● Material:
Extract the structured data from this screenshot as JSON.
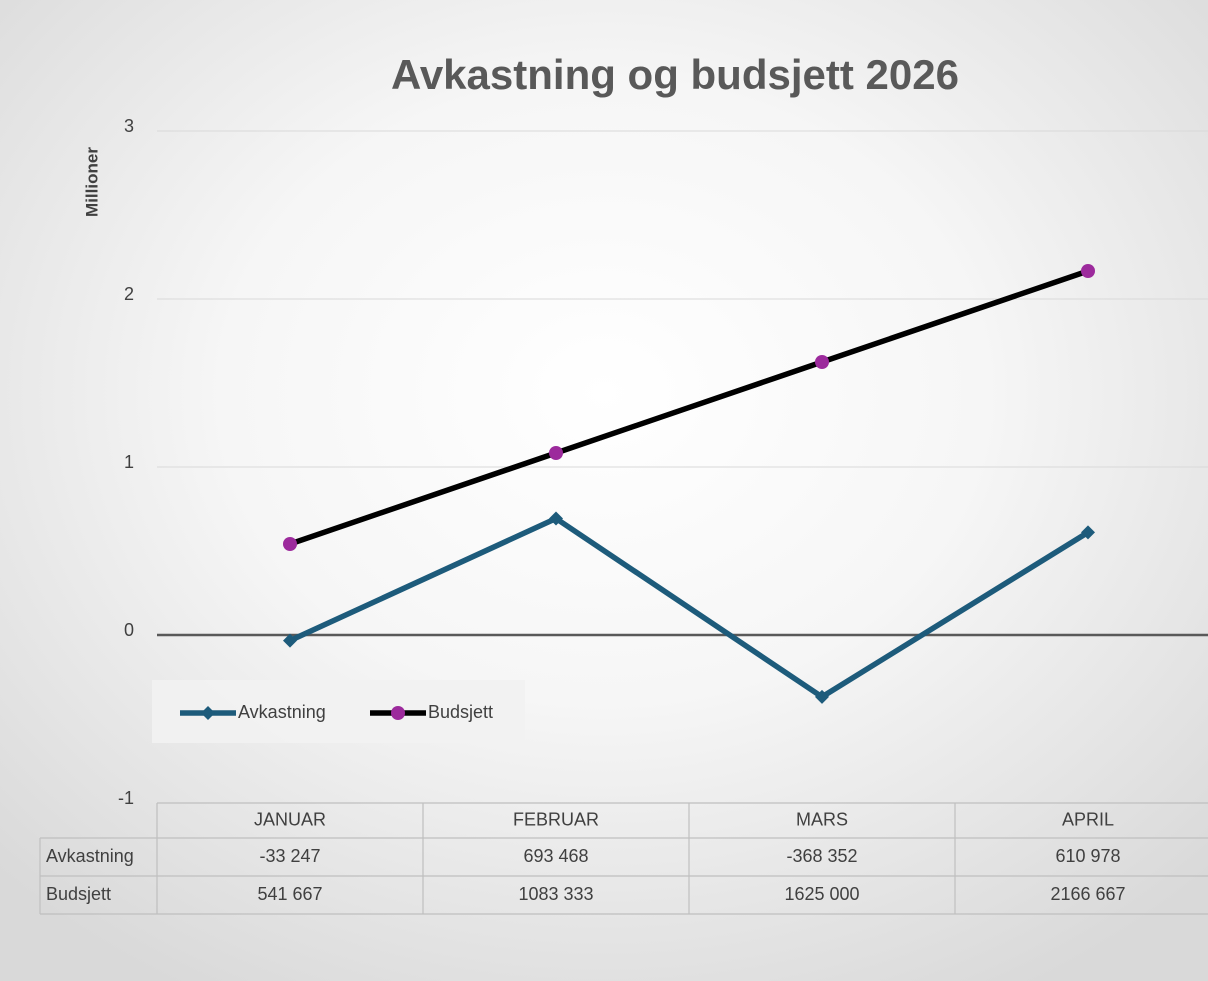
{
  "chart_data": {
    "type": "line",
    "title": "Avkastning og budsjett 2026",
    "y_label": "Millioner",
    "categories": [
      "JANUAR",
      "FEBRUAR",
      "MARS",
      "APRIL"
    ],
    "series": [
      {
        "name": "Avkastning",
        "color": "#1d5b7b",
        "marker": "diamond",
        "marker_color": "#1d5b7b",
        "values": [
          -0.033247,
          0.693468,
          -0.368352,
          0.610978
        ],
        "value_labels": [
          "-33 247",
          "693 468",
          "-368 352",
          "610 978"
        ]
      },
      {
        "name": "Budsjett",
        "color": "#000000",
        "marker": "circle",
        "marker_color": "#9c2a9c",
        "values": [
          0.541667,
          1.083333,
          1.625,
          2.166667
        ],
        "value_labels": [
          "541 667",
          "1083 333",
          "1625 000",
          "2166 667"
        ]
      }
    ],
    "ylim": [
      -1,
      3
    ],
    "yticks": [
      -1,
      0,
      1,
      2,
      3
    ],
    "grid": true,
    "legend": "lower-left",
    "data_table": true
  }
}
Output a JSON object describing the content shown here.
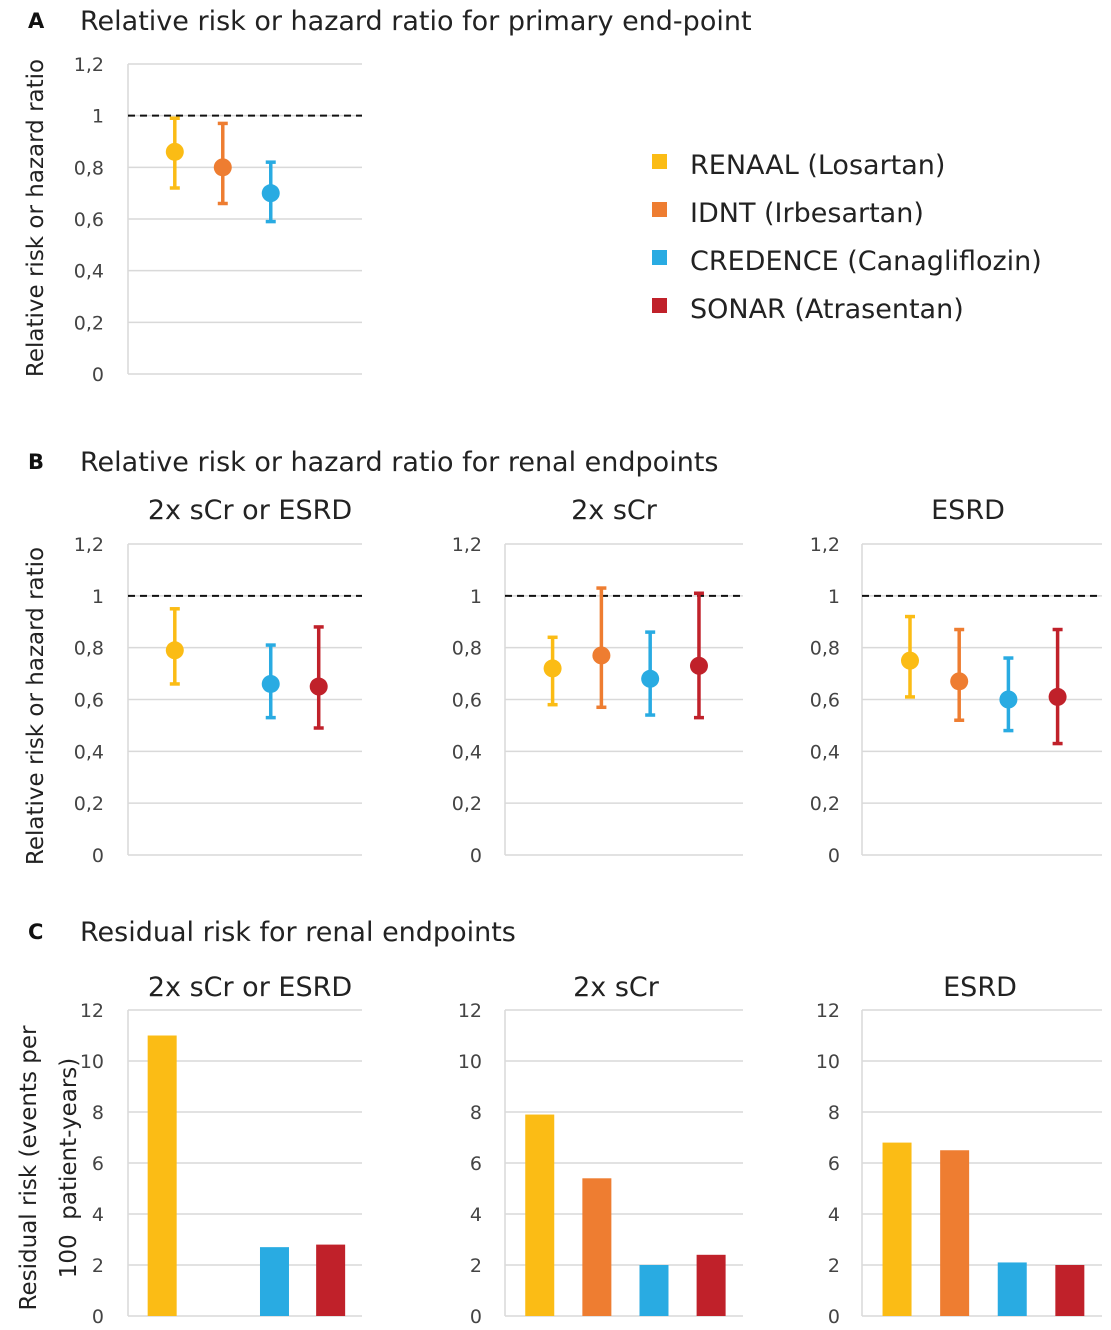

● What you will do:
Copy every line of the data word for word, omitting the images.

● Complete answer:
Extract the structured data from this screenshot as JSON.
{
  "chart_data": {
    "type": "line",
    "title": "Avkastning og budsjett 2026",
    "y_label": "Millioner",
    "categories": [
      "JANUAR",
      "FEBRUAR",
      "MARS",
      "APRIL"
    ],
    "series": [
      {
        "name": "Avkastning",
        "color": "#1d5b7b",
        "marker": "diamond",
        "marker_color": "#1d5b7b",
        "values": [
          -0.033247,
          0.693468,
          -0.368352,
          0.610978
        ],
        "value_labels": [
          "-33 247",
          "693 468",
          "-368 352",
          "610 978"
        ]
      },
      {
        "name": "Budsjett",
        "color": "#000000",
        "marker": "circle",
        "marker_color": "#9c2a9c",
        "values": [
          0.541667,
          1.083333,
          1.625,
          2.166667
        ],
        "value_labels": [
          "541 667",
          "1083 333",
          "1625 000",
          "2166 667"
        ]
      }
    ],
    "ylim": [
      -1,
      3
    ],
    "yticks": [
      -1,
      0,
      1,
      2,
      3
    ],
    "grid": true,
    "legend": "lower-left",
    "data_table": true
  }
}
Output a JSON object describing the content shown here.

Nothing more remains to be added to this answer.